Requirements:
Wherever "name" appears in a line, copy that line.

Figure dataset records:
++++
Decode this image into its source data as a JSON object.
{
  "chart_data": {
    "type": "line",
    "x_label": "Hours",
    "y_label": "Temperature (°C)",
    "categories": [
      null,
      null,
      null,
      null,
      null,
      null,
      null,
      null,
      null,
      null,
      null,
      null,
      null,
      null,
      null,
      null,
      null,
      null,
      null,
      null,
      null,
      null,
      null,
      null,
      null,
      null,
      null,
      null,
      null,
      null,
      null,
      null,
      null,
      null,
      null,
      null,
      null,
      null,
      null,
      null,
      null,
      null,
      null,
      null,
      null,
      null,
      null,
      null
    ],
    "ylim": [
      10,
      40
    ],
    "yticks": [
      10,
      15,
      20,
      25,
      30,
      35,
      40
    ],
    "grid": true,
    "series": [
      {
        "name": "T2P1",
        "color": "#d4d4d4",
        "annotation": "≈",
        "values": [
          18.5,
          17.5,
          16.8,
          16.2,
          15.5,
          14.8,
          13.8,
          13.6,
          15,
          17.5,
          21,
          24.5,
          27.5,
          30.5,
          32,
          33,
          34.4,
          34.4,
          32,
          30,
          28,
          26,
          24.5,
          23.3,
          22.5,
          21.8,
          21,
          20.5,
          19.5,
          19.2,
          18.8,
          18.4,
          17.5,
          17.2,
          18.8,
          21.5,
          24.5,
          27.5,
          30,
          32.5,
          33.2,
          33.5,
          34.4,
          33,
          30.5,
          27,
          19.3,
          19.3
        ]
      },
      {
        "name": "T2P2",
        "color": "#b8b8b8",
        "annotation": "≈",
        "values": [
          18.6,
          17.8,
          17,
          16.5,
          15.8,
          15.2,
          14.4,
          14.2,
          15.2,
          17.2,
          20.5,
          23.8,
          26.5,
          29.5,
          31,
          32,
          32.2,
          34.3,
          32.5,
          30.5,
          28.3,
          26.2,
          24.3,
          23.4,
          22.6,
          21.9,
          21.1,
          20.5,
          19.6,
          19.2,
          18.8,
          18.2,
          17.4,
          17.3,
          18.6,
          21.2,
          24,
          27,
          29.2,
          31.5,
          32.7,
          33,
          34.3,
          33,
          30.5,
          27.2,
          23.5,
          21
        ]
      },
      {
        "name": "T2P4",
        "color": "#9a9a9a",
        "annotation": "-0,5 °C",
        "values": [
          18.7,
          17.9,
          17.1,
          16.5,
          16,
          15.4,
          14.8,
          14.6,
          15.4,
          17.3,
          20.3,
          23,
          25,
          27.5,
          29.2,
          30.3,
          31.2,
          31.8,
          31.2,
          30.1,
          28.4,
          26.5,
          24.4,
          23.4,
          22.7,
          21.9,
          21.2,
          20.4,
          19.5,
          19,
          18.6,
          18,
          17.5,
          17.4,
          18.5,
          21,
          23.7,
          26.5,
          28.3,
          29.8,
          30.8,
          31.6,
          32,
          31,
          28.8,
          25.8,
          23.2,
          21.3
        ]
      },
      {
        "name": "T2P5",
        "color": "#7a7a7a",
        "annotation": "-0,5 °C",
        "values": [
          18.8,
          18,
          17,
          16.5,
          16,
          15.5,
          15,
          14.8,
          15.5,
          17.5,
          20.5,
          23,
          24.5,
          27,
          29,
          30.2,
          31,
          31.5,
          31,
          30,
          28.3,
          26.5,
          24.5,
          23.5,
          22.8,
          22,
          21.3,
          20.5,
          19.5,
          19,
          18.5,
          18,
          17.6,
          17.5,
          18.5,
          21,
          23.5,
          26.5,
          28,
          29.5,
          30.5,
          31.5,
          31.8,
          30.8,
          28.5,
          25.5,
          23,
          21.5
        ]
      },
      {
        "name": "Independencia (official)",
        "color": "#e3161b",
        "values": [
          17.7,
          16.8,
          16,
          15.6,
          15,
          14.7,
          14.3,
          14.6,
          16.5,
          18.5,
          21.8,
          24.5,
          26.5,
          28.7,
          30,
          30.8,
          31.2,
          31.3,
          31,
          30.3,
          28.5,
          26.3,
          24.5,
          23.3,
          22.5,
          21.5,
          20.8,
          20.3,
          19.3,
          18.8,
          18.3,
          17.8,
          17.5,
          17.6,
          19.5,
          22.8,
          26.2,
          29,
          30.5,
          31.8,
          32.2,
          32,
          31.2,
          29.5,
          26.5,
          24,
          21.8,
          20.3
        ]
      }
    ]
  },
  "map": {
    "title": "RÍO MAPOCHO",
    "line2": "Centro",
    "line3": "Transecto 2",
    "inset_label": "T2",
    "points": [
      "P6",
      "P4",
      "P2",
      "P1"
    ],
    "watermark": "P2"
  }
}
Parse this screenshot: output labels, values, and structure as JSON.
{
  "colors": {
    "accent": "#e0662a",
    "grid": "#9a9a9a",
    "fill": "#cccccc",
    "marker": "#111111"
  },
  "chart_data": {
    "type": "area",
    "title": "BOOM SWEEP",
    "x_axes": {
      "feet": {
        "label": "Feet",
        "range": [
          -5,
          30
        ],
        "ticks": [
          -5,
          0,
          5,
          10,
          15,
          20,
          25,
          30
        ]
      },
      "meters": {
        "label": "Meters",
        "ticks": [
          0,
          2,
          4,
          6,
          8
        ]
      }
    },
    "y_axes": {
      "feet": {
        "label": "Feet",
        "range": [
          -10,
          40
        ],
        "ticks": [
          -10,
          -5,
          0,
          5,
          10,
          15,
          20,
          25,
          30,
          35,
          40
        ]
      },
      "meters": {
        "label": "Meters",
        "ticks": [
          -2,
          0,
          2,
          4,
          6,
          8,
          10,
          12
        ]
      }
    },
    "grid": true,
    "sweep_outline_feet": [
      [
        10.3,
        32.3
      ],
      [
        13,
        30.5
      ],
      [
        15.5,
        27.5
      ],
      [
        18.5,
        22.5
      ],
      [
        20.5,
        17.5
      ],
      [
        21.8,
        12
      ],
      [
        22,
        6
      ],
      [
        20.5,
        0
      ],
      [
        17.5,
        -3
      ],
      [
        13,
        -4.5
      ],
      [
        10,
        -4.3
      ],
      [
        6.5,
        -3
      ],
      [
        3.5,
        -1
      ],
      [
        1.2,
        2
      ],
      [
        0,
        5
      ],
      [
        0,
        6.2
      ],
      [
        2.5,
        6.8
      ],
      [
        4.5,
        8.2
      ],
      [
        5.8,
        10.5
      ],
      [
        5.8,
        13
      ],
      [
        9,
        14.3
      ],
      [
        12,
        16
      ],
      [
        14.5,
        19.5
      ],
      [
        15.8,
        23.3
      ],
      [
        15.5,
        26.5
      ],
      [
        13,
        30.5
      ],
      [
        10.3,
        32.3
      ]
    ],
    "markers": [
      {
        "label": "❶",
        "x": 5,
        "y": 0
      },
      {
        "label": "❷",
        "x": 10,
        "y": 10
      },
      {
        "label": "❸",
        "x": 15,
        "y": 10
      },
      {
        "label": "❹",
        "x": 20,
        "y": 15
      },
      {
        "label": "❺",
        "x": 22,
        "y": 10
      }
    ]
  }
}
++++
Written response:
        "name": "T2P1",
        "name": "T2P2",
        "name": "T2P4",
        "name": "T2P5",
        "name": "Independencia (official)",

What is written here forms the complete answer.